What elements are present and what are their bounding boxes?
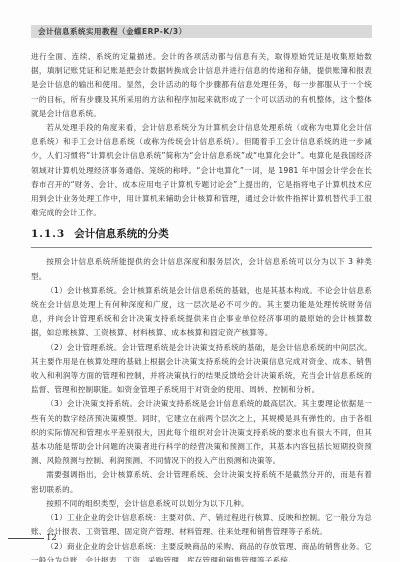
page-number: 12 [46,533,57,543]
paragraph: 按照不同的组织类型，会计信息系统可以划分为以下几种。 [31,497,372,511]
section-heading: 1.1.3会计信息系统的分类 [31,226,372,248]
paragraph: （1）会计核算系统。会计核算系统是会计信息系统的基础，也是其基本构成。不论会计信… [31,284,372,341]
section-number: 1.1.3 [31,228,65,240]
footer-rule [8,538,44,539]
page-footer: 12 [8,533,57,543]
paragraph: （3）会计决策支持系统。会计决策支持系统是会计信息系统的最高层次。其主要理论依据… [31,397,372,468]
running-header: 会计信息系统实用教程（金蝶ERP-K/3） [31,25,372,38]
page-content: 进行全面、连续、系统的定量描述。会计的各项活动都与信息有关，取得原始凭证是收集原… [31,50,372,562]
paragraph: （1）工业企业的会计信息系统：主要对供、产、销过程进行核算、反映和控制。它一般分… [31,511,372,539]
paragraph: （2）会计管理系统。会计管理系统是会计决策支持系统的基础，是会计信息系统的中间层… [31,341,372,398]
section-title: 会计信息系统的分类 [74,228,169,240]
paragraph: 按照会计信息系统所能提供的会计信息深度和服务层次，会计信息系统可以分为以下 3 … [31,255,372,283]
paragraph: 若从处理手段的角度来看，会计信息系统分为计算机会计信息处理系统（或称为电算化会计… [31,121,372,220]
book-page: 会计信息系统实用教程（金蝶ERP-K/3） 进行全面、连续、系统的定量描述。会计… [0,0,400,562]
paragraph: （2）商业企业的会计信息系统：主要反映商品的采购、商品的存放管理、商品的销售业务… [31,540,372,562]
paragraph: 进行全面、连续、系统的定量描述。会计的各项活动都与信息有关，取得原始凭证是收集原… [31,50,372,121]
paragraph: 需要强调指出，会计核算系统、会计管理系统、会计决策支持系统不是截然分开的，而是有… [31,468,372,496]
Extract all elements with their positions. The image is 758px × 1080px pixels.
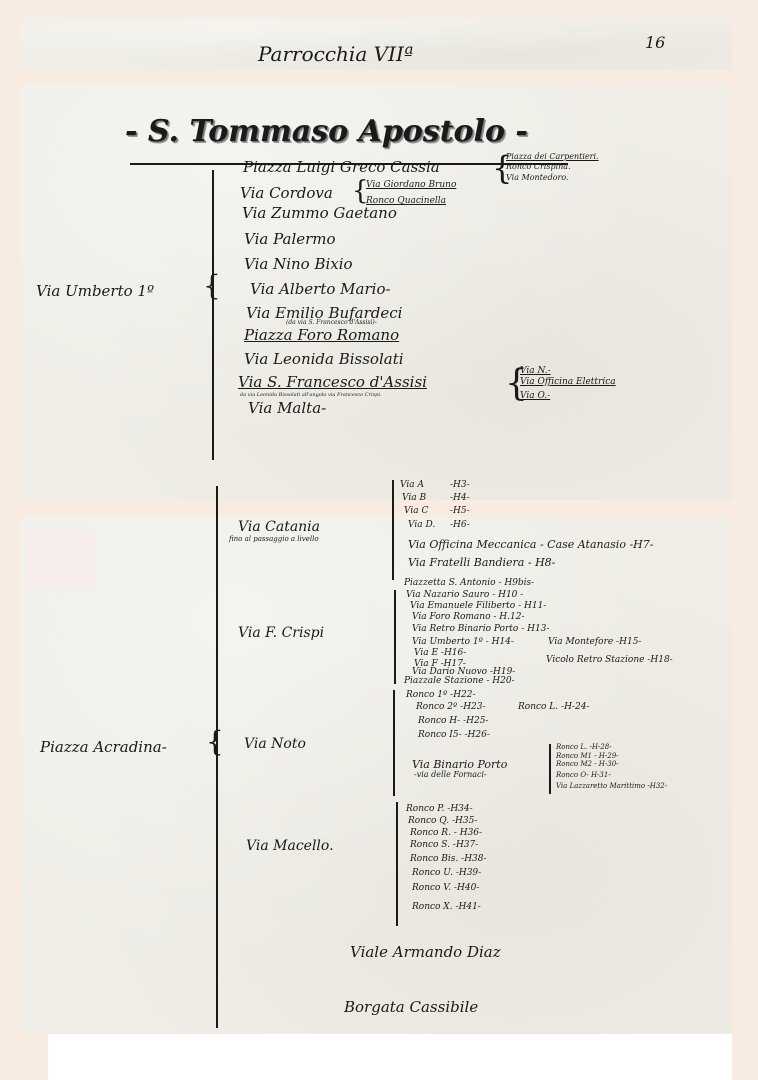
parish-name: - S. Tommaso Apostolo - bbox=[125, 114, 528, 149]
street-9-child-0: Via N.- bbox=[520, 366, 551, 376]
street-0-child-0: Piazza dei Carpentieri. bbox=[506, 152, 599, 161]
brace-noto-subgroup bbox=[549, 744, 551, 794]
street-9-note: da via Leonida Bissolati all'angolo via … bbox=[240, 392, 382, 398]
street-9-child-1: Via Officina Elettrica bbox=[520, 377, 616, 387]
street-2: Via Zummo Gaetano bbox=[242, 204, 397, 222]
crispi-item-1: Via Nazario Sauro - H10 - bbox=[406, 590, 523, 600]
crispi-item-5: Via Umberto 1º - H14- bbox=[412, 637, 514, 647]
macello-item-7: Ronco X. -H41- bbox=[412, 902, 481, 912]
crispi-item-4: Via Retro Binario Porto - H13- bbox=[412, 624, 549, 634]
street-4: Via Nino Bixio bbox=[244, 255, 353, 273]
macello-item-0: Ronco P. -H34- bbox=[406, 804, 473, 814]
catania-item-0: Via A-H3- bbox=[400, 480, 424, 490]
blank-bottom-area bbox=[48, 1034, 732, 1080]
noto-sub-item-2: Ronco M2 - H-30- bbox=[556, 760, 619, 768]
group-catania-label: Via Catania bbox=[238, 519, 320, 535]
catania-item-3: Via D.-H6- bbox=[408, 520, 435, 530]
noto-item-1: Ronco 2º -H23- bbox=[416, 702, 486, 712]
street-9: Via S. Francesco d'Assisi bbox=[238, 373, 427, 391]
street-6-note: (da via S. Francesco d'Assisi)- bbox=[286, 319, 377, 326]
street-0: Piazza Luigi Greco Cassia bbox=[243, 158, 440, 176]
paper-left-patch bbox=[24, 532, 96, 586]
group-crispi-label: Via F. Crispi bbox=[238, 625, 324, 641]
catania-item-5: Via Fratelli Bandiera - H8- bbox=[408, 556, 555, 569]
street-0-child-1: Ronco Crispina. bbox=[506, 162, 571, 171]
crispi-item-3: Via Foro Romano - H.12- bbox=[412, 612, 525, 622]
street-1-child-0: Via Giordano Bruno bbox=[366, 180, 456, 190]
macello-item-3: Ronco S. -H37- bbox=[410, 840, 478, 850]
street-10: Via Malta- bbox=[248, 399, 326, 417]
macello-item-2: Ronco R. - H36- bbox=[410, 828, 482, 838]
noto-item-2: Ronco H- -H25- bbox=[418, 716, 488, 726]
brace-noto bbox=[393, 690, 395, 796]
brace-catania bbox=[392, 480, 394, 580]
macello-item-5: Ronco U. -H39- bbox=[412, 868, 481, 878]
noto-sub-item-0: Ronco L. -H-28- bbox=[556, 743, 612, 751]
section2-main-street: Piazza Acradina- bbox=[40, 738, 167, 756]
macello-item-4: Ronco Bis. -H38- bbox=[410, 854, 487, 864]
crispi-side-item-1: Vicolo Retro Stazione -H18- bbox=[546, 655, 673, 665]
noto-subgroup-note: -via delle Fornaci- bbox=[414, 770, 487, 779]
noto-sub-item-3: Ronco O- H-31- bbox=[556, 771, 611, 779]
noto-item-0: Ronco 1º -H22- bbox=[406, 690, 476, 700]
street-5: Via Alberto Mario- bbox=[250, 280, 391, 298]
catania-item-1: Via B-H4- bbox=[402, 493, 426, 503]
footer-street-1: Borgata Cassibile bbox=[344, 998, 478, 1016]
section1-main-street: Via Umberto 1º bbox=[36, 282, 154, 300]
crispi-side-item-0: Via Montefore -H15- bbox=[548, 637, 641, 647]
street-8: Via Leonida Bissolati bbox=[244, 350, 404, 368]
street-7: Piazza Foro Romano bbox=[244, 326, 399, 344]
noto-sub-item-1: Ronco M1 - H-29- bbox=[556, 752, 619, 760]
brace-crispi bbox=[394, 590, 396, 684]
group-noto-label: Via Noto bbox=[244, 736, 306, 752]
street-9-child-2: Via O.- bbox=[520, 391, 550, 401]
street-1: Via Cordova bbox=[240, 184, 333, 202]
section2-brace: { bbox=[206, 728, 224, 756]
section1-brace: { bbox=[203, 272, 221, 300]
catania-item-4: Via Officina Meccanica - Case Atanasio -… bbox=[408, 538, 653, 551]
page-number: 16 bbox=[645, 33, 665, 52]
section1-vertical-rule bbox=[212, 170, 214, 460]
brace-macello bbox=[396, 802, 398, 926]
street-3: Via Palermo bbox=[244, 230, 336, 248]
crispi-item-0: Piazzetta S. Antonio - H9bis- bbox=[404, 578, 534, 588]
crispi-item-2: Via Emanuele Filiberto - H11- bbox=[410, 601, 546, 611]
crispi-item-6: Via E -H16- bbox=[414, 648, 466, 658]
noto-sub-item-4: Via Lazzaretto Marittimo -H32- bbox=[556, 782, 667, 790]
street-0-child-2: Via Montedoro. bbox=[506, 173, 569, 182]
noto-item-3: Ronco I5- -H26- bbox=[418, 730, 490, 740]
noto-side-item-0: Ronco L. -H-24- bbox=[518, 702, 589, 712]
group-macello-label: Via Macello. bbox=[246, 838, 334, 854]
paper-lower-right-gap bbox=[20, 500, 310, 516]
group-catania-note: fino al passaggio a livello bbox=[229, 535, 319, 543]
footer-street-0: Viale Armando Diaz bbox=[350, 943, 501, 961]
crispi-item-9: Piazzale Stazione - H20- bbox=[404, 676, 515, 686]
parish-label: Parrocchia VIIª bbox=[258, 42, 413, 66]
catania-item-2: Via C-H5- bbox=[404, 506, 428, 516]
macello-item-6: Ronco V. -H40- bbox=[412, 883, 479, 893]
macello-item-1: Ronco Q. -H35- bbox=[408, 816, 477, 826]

----

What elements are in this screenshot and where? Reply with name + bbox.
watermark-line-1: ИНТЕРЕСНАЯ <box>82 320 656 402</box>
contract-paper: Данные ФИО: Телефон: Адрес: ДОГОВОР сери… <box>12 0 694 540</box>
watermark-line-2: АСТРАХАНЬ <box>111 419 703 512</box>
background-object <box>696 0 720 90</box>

----

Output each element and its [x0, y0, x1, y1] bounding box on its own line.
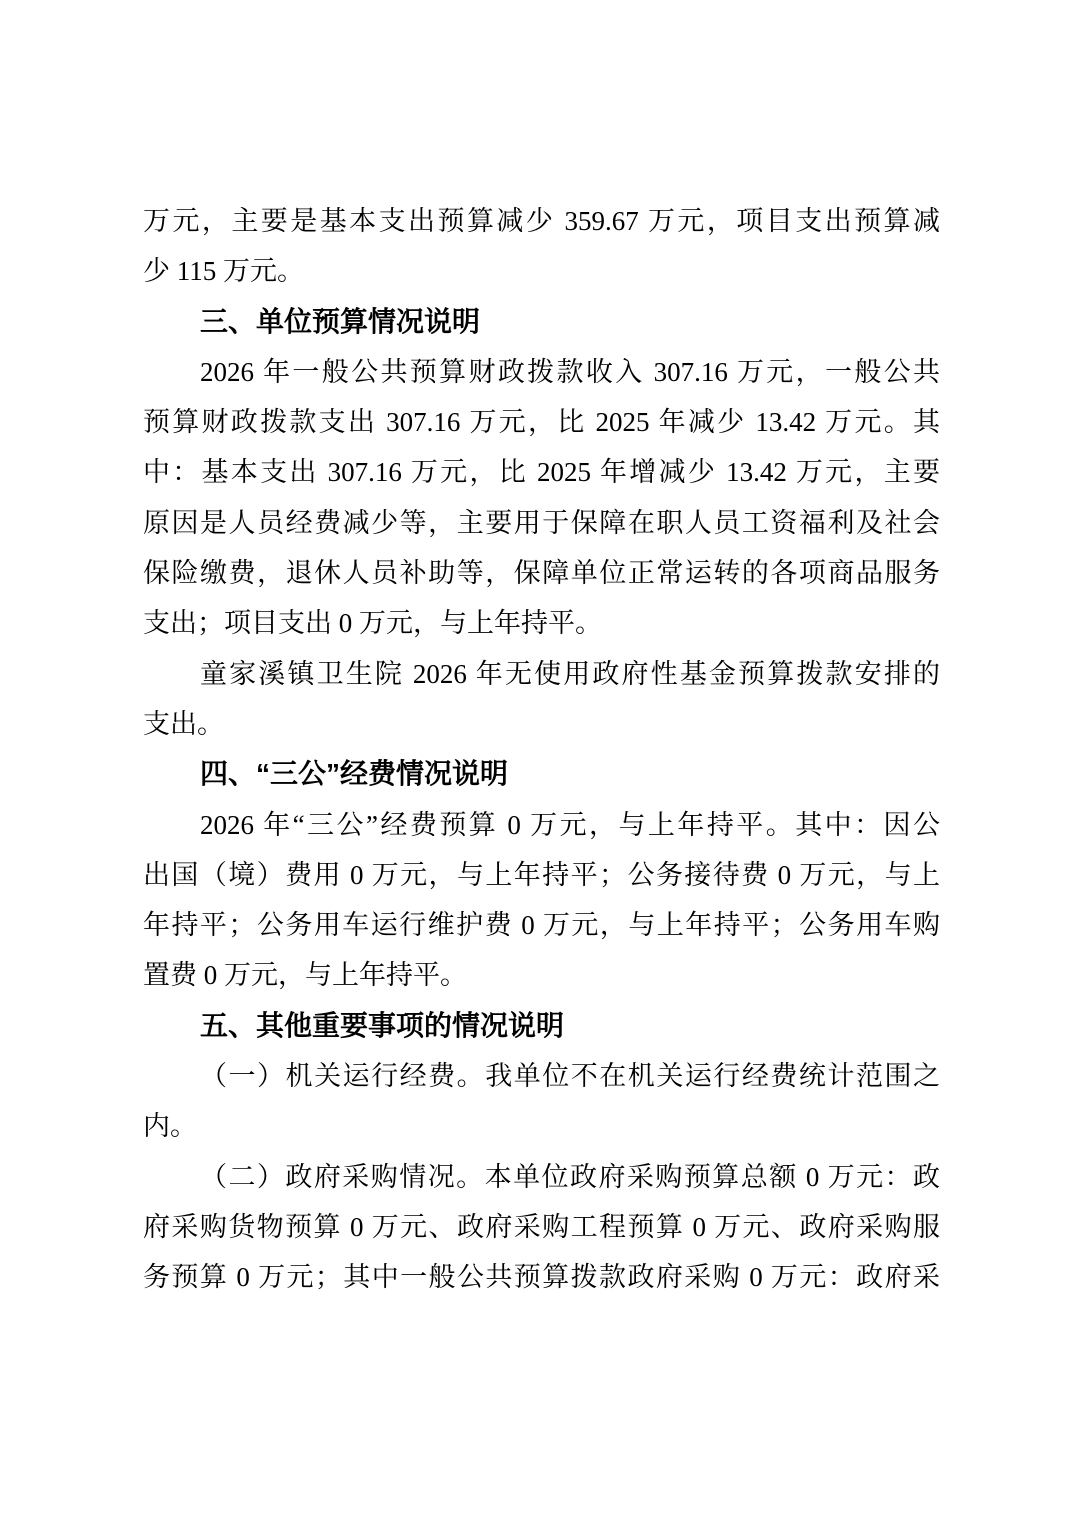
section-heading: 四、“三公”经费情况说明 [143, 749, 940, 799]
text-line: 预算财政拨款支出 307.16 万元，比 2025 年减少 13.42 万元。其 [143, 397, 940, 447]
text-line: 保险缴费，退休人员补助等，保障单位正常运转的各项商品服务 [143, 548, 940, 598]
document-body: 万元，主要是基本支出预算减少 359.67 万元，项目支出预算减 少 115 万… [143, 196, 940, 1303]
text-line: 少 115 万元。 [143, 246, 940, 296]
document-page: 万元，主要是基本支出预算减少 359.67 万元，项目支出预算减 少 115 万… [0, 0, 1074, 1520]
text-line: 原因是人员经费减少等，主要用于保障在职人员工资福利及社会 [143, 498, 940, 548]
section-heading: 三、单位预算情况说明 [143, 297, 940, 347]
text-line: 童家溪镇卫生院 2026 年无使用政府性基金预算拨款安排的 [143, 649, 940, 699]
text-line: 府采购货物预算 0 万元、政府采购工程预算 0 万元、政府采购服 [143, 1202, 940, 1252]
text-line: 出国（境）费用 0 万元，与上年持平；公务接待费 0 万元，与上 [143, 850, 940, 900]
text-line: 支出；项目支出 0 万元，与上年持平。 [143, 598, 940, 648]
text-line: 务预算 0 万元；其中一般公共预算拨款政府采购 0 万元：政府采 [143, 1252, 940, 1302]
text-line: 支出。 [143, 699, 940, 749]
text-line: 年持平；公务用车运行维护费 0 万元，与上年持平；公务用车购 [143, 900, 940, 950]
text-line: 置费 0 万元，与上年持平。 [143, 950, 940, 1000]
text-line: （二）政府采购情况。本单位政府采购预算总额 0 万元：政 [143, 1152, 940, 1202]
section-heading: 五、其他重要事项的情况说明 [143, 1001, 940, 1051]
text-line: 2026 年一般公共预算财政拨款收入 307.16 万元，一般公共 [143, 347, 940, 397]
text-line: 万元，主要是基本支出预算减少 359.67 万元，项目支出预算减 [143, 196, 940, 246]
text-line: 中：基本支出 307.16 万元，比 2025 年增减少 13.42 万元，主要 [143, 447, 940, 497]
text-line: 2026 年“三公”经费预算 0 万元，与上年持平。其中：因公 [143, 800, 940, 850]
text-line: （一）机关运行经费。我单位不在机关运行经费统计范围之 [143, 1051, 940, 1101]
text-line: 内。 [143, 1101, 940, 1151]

----

§ What you will do
Swap "Reply" for "Respond" in the data, starting with the line that contains "What elements are in" and going on through the line that contains "background-object <box>696 0 720 90</box>". Write out only those lines again, with nothing else changed.

§ Result for this exercise
What elements are in this screenshot and where? Respond with name + bbox.
watermark-line-1: ИНТЕРЕСНАЯ <box>82 320 656 402</box>
contract-paper: Данные ФИО: Телефон: Адрес: ДОГОВОР сери… <box>12 0 694 540</box>
watermark-line-2: АСТРАХАНЬ <box>111 419 703 512</box>
background-object <box>696 0 720 90</box>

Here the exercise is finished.